** START **

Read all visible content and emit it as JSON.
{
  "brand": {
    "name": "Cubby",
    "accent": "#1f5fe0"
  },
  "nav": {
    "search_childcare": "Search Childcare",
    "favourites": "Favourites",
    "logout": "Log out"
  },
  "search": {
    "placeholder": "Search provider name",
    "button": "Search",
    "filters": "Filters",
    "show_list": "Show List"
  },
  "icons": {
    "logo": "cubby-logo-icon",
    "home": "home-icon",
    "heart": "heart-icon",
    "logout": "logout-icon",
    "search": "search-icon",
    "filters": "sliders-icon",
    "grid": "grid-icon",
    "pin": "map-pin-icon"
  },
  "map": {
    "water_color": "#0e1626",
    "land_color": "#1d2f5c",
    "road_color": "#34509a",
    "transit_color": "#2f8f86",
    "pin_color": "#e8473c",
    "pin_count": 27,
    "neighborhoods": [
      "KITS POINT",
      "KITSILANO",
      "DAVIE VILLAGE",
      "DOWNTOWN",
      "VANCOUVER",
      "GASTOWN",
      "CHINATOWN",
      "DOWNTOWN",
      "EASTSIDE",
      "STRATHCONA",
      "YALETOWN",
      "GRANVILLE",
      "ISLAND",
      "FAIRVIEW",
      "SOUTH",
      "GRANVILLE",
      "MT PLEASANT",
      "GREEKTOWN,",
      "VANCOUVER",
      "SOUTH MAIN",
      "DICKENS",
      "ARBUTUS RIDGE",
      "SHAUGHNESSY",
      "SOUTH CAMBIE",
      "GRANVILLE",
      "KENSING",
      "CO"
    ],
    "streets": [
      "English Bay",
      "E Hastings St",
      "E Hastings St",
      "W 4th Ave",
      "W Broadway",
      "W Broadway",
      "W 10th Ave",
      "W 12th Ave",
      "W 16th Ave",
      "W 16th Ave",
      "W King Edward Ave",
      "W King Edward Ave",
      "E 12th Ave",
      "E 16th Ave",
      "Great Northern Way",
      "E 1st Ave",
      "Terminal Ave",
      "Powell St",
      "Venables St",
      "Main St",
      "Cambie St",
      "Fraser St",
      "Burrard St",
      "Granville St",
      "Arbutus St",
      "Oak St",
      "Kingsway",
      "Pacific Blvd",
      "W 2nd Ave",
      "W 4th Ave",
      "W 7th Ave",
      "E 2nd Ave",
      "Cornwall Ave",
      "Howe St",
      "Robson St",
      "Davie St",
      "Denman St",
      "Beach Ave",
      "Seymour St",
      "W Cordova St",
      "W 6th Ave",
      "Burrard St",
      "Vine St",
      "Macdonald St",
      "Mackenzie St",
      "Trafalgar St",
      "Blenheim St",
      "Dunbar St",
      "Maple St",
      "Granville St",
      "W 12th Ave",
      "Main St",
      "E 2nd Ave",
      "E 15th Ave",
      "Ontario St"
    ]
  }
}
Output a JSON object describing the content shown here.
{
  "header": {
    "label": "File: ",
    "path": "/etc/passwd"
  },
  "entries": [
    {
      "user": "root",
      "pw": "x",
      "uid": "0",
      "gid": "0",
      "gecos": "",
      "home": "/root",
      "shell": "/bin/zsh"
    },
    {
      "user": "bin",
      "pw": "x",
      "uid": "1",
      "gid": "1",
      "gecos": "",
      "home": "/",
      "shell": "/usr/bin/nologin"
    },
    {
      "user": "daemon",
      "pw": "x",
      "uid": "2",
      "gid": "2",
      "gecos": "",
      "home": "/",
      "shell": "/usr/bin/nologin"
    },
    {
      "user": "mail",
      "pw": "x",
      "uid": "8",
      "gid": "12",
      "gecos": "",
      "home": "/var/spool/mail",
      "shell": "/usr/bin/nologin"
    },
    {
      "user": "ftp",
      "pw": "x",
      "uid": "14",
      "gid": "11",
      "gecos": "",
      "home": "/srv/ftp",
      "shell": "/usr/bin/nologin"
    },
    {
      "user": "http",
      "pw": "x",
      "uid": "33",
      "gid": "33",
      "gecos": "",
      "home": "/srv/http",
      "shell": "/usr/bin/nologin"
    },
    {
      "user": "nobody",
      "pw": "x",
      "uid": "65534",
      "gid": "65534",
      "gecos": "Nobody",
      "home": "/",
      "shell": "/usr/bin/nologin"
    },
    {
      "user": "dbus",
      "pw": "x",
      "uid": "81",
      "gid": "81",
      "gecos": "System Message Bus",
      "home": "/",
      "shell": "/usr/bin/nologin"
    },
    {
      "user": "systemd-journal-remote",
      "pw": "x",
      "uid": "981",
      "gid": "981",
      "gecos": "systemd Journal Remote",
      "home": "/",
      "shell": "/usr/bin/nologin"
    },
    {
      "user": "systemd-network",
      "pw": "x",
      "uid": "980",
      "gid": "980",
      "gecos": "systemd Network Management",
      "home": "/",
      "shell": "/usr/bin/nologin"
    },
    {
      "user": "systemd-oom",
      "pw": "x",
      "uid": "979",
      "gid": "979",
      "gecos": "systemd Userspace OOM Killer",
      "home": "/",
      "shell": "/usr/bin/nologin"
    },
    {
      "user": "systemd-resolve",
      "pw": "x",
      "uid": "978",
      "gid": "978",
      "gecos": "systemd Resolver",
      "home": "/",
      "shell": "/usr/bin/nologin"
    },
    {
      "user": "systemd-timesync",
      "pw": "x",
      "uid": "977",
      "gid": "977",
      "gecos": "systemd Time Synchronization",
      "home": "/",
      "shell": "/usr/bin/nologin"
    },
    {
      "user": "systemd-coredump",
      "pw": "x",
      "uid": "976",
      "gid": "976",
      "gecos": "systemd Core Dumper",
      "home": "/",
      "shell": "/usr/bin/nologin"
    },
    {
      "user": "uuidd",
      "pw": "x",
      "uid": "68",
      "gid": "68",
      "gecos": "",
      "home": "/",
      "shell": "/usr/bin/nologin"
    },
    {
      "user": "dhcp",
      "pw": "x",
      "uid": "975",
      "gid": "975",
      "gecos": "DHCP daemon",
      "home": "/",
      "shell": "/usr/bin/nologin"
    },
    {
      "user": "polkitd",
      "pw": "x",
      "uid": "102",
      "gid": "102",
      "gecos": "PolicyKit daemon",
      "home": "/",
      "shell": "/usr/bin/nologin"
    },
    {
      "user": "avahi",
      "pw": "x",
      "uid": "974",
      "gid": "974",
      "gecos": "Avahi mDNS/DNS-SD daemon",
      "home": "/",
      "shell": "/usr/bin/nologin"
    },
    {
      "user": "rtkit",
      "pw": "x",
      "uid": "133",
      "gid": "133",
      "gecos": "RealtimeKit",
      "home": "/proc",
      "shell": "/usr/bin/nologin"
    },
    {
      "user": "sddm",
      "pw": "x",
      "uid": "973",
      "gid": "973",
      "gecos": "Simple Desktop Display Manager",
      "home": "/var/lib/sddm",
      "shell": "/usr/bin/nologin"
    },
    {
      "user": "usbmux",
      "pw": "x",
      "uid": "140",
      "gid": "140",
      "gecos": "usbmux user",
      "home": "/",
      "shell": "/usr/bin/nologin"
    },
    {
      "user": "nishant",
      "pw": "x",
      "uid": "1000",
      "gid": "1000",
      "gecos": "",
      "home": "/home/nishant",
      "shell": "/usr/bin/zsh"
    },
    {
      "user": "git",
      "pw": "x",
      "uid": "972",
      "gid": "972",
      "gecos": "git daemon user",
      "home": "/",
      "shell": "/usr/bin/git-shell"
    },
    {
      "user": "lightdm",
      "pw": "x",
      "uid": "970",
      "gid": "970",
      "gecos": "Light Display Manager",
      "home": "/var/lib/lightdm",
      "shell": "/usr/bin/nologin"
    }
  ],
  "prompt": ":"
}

** END **

Copy out each line in the listing that has the word "daemon".

** ANSWER TO THIS EXERCISE **
      "user": "daemon",
      "gecos": "DHCP daemon",
      "gecos": "PolicyKit daemon",
      "gecos": "Avahi mDNS/DNS-SD daemon",
      "gecos": "git daemon user",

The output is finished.